→ WRITTEN TASK 1
In the basketball forum thread, what did Nikolai Tskitishvili say he does when he isn't playing basketball?
→ WRITTEN TASK 2
Pick up the basketball forum thread after its last line and write what comes next.

→ EXCERPT TO READ
++++++++++++++++++++

Yeah, Brian Cardinal fan checking in.

Wasn't too shabby until his knee went out definitely qualifies for hanging around seven full seasons afterward.


----------



## XxIrvingxX (Apr 23, 2012)

Surprised no one said Kwame Brown yet.


----------



## GNG (Aug 17, 2002)

Or Norris Cole.

*high-fives R-Star*


----------



## Floods (Oct 25, 2005)

Jiri Welsch was a badass.


----------



## Floods (Oct 25, 2005)

*Re: You're favorite crappy players*



Knicks4life said:


>


My god. That's a cartoon chin.


----------



## Dee-Zy (Jan 12, 2006)

True, I liked Chris Quinn.


----------



## King Sancho Fantastic (Jul 19, 2005)

Wilt_The_Stilt said:


> Slava Medvedenko.
> 
> I don't think I have ever seen a player look so lost out on the court, but for some reason I always found myself rooting for him rather than loathing him.







Any mention of Slava must forever include this video for now on... :laugh:


----------



## e-monk (Sep 10, 2010)

how could you guys forget Mad Dog?


----------



## R-Star (Jun 13, 2002)

Cinco de Mayo said:


> Or Norris Cole.
> 
> *high-fives R-Star*


Yes!


----------



## R-Star (Jun 13, 2002)

seifer0406 said:


> primoz brezec


Good call.


----------



## R-Star (Jun 13, 2002)

Nikolai Tskitishvili

I remember reading in Slam where they asked "What do you do when you aren't playing basketball?" and he replied "Playing xbox by a nice warm fire." and I thought, hey I like this guy.


----------



## doctordrizzay (May 10, 2011)

The whole Raptors organization from 2004-Present.


----------



## XxIrvingxX (Apr 23, 2012)

doctordrizzay said:


> The whole Raptors organization from 2004-Present.

++++++++++++++++++++

→ MATERIAL

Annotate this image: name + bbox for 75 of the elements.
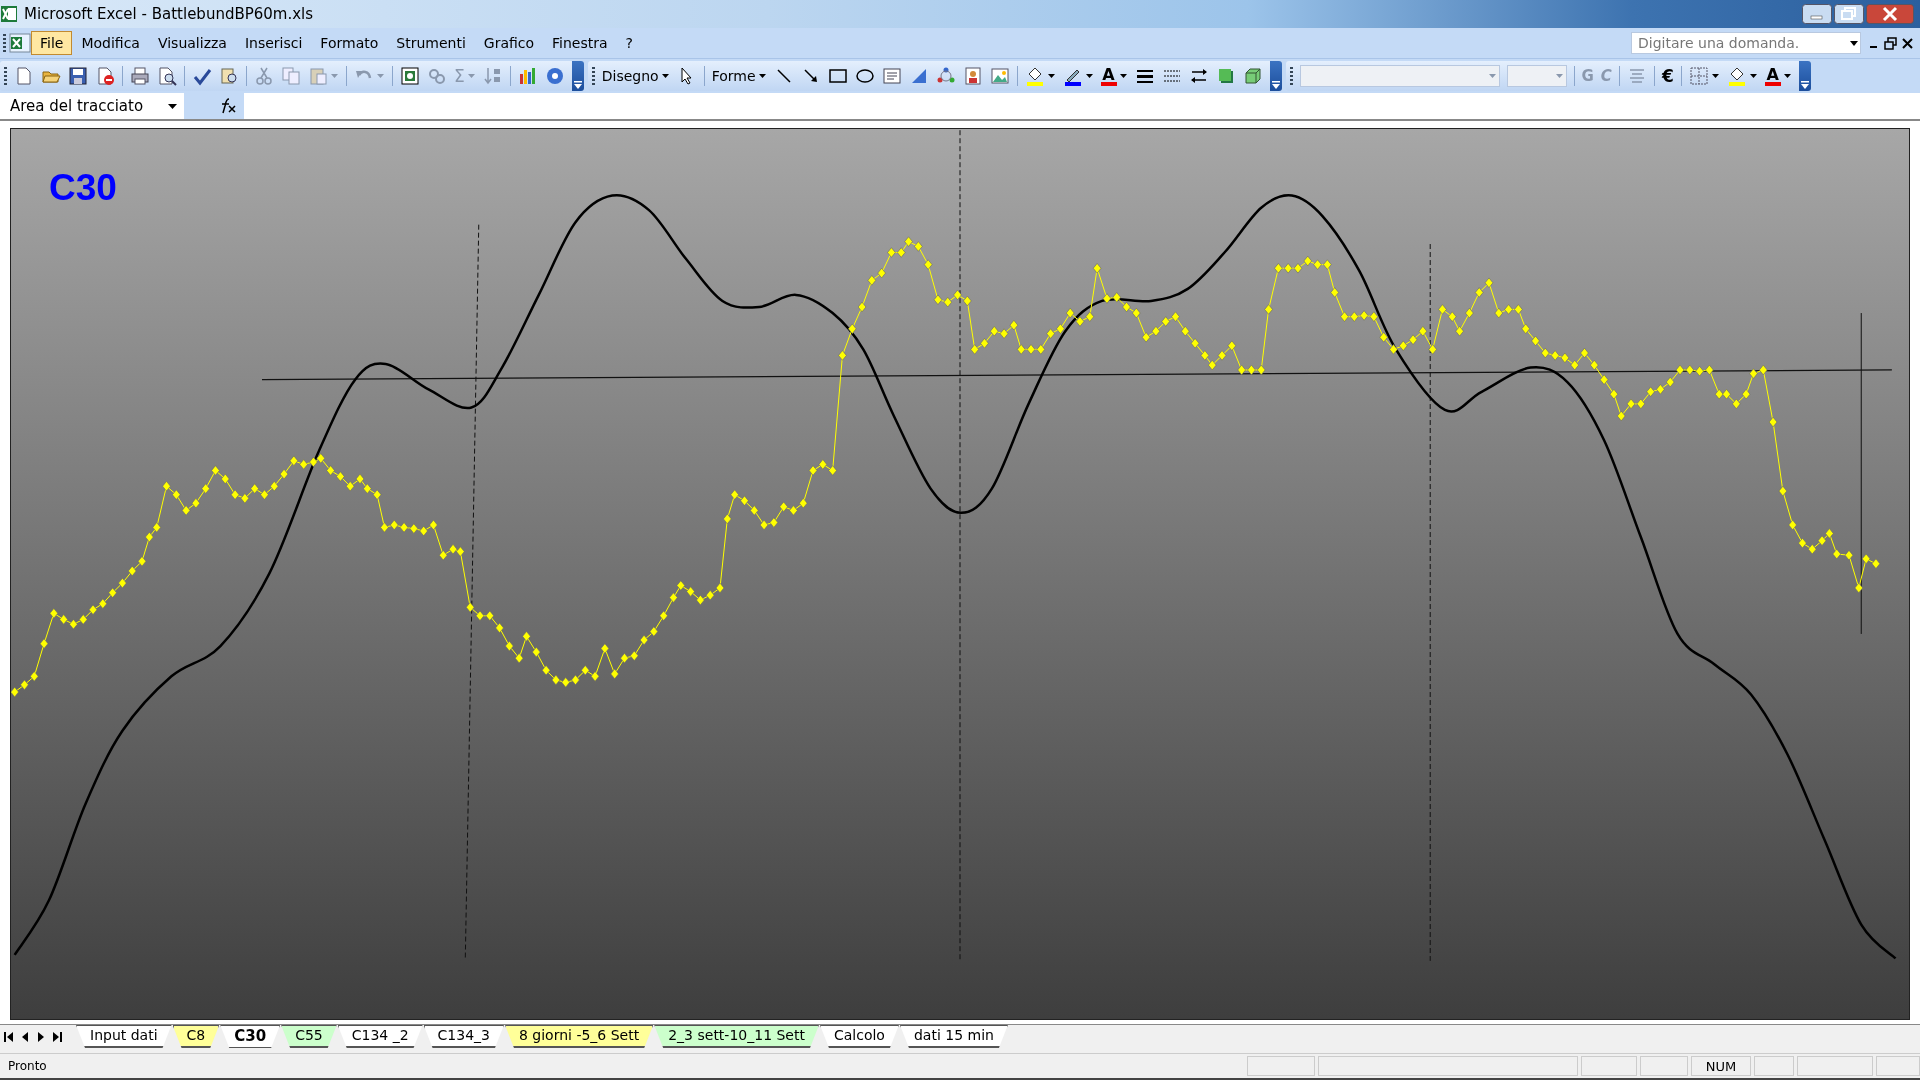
clipart-icon[interactable] (962, 66, 983, 86)
caret-icon[interactable] (1782, 71, 1792, 81)
status-panel (1247, 1056, 1315, 1076)
caret-icon[interactable] (1118, 71, 1128, 81)
previous-sheet-icon[interactable] (20, 1031, 30, 1043)
save-icon[interactable] (68, 66, 88, 86)
picture-icon[interactable] (989, 66, 1010, 86)
sheet-tab[interactable]: C30 (220, 1025, 281, 1048)
toolbar-options-icon[interactable] (1269, 81, 1282, 91)
status-text: Pronto (8, 1059, 48, 1073)
research-icon[interactable] (219, 66, 239, 86)
fill-color-icon[interactable] (1024, 66, 1045, 86)
ellipse-icon[interactable] (854, 66, 875, 86)
currency-button[interactable]: € (1661, 66, 1674, 86)
toolbar-options-icon[interactable] (1798, 81, 1811, 91)
menu-item[interactable]: Strumenti (387, 31, 475, 55)
sheet-tab[interactable]: 8 giorni -5_6 Sett (505, 1025, 654, 1048)
window-title: Microsoft Excel - BattlebundBP60m.xls (24, 5, 314, 23)
status-panel (1581, 1056, 1637, 1076)
fill-color-icon[interactable] (1726, 66, 1747, 86)
toolbar-options-icon[interactable] (571, 81, 584, 91)
caret-icon[interactable] (1748, 71, 1758, 81)
status-panel (1640, 1056, 1688, 1076)
rectangle-icon[interactable] (827, 66, 848, 86)
shapes-menu-button[interactable]: Forme (711, 68, 767, 84)
sheet-tab[interactable]: Input dati (76, 1025, 172, 1048)
font-size-field[interactable] (1506, 65, 1567, 87)
excel-icon (0, 5, 18, 23)
font-color-button[interactable]: A (1100, 66, 1128, 86)
drawing-menu-button[interactable]: Disegno (601, 68, 670, 84)
caret-icon[interactable] (1710, 71, 1720, 81)
print-preview-icon[interactable] (157, 66, 177, 86)
caret-icon[interactable] (167, 101, 178, 111)
close-icon[interactable] (1866, 4, 1914, 24)
caret-icon[interactable] (1084, 71, 1094, 81)
first-sheet-icon[interactable] (4, 1031, 14, 1043)
menu-item[interactable]: Formato (311, 31, 388, 55)
function-icon[interactable] (220, 97, 236, 115)
caret-icon[interactable] (660, 71, 670, 81)
status-indicator: NUM (1691, 1056, 1751, 1076)
maximize-icon[interactable] (1834, 4, 1864, 24)
print-icon[interactable] (130, 66, 150, 86)
new-file-icon[interactable] (14, 66, 34, 86)
sheet-tab[interactable]: C134 _2 (337, 1025, 423, 1048)
menu-item[interactable]: File (31, 31, 73, 55)
menu-item[interactable]: Grafico (474, 31, 544, 55)
menu-item[interactable]: Finestra (543, 31, 617, 55)
status-panel (1754, 1056, 1794, 1076)
close-icon[interactable] (1901, 36, 1914, 50)
permission-icon[interactable] (95, 66, 115, 86)
sheet-tab[interactable]: dati 15 min (899, 1025, 1008, 1048)
caret-icon[interactable] (757, 71, 767, 81)
menu-item[interactable]: Modifica (72, 31, 149, 55)
next-sheet-icon[interactable] (36, 1031, 46, 1043)
menu-item[interactable]: ? (616, 31, 642, 55)
font-name-field[interactable] (1299, 65, 1500, 87)
chart-wizard-icon[interactable] (517, 66, 538, 86)
font-color-button[interactable]: A (1764, 66, 1792, 86)
chart-title: C30 (49, 167, 117, 209)
sheet-tab[interactable]: C134_3 (423, 1025, 504, 1048)
caret-icon[interactable] (1848, 38, 1860, 48)
3d-box-icon[interactable] (1242, 66, 1263, 86)
sheet-tab[interactable]: Calcolo (819, 1025, 899, 1048)
excel-icon[interactable] (9, 33, 31, 53)
sheet-tab[interactable]: 2_3 sett-10_11 Sett (654, 1025, 819, 1048)
spellcheck-icon[interactable] (192, 66, 212, 86)
menu-item[interactable]: Inserisci (235, 31, 312, 55)
last-sheet-icon[interactable] (52, 1031, 62, 1043)
textbox-icon[interactable] (881, 66, 902, 86)
sheet-tab[interactable]: C8 (172, 1025, 220, 1048)
restore-icon[interactable] (1884, 36, 1897, 50)
menu-item[interactable]: Visualizza (148, 31, 236, 55)
help-search-field[interactable]: Digitare una domanda. (1631, 32, 1861, 54)
sheet-tab[interactable]: C55 (281, 1025, 337, 1048)
caret-icon[interactable] (1046, 71, 1056, 81)
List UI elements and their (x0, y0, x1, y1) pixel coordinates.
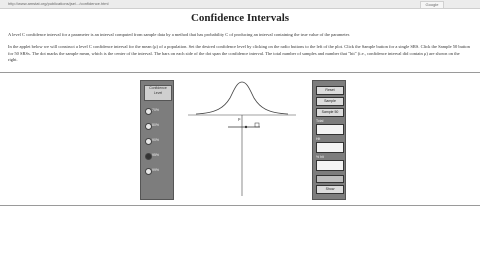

++++++++++++++++++++

→ EXERCISE RESULT 1
Playing Xbox by a nice warm fire.

→ EXERCISE RESULT 2
So Chris Bosh is a crappy player?


----------



## Knick Killer (Jul 16, 2006)

Last year Lou Amundson was my favorite crappy player for sure.


----------



## doctordrizzay (May 10, 2011)

XxIrvingxX said:


> So Chris Bosh is a crappy player?


Did I ****ing stutter?


----------



## R-Star (Jun 13, 2002)

Odds of the doctor taking his own life in the next 5 years? I'll give 5 to 1 odds he does it.


----------



## XxIrvingxX (Apr 23, 2012)

doctordrizzay said:


> Did I ****ing stutter?


How can you stutter something that you type onto the computer??

Edit: And as for Bosh being a crappy player, again, how is this person not banned already? He's obviously a troll.


----------



## ChrisWoj (May 17, 2005)

Hyperion said:


> Jake Voshkuhl. The only reason I like him is because he was one of the worst players in 2k5 and I would sub out Amare if I was down double digits or after the half in 2k5 and just dominate with him down low. He'd average 30ppg in a half. The dude was rated 59 in a game where 55 is the lowest rating. He was 50/50 on layups. Just a complete disaster. But that uncoordinated **** led me to my ranking of 26 on 2k5 online rankings. A champion of champions. No one expects the Voshkuhl to be wrecking your house! He was the ultimate homewrecker.


Those 2K5 ladder rankings were a total joke. I could create a new profile and move up to the top 10 in the ladder in under 10 games. I did it all the time, then I'd get bored and start dicking around.


----------



## R-Star (Jun 13, 2002)

XxIrvingxX said:


> How can you stutter something that you type onto the computer??
> 
> Edit: And as for Bosh being a crappy player, again, how is this person not banned already? He's obviously a troll.


You can't get banned for being a shitty poster is the issue.

Sure, he's arguably the worst poster we have ever had on here, but unless you really want to reach with baiting infractions, he's breaking no rules.


----------



## EpicFailGuy (Mar 5, 2010)

Is Robert Traylor crappy enough?

(Dis)honorable mention to Stanley Roberts and Oliver Miller.


----------



## Jamel Irief (May 19, 2002)

R-Star said:


> You can't get banned for being a shitty poster is the issue.
> 
> Sure, he's arguably the worst poster we have ever had on here, but unless you really want to reach with baiting infractions, he's breaking no rules.


$20 says he will be suspended sometime the following season for trolling the lakers board


----------



## Dee-Zy (Jan 12, 2006)

How the hell did I forget this guy.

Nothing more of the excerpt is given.